EXERCISE DETAILS: Provide only the number of lines where "icon" occurs.

ENTRIES:
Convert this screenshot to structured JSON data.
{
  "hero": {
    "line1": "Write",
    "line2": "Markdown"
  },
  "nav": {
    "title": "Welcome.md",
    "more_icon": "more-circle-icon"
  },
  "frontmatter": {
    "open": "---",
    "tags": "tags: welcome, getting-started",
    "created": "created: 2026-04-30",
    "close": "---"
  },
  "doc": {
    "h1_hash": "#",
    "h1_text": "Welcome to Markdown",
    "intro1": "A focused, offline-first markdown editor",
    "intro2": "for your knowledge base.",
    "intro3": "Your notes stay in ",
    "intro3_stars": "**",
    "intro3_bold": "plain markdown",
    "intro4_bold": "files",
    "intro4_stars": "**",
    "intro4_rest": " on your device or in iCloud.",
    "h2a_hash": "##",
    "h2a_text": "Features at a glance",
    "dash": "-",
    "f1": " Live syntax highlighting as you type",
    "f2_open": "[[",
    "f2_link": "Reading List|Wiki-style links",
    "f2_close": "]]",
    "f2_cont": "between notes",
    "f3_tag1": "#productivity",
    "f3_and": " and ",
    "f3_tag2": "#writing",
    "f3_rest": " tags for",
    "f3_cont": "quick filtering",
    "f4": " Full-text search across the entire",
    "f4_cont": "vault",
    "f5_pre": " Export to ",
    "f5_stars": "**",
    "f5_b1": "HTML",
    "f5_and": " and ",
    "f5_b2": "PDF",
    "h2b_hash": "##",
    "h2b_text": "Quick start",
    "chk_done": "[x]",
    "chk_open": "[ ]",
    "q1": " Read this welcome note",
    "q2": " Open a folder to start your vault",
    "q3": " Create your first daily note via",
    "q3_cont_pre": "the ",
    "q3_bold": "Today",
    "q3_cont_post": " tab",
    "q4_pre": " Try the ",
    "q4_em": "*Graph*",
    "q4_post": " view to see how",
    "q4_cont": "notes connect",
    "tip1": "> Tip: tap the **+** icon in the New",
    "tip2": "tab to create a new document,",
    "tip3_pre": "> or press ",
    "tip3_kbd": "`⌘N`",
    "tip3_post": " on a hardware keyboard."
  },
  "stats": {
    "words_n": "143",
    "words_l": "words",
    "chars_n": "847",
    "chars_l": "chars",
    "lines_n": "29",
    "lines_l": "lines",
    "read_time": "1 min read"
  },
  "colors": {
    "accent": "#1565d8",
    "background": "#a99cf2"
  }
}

REPLY: 2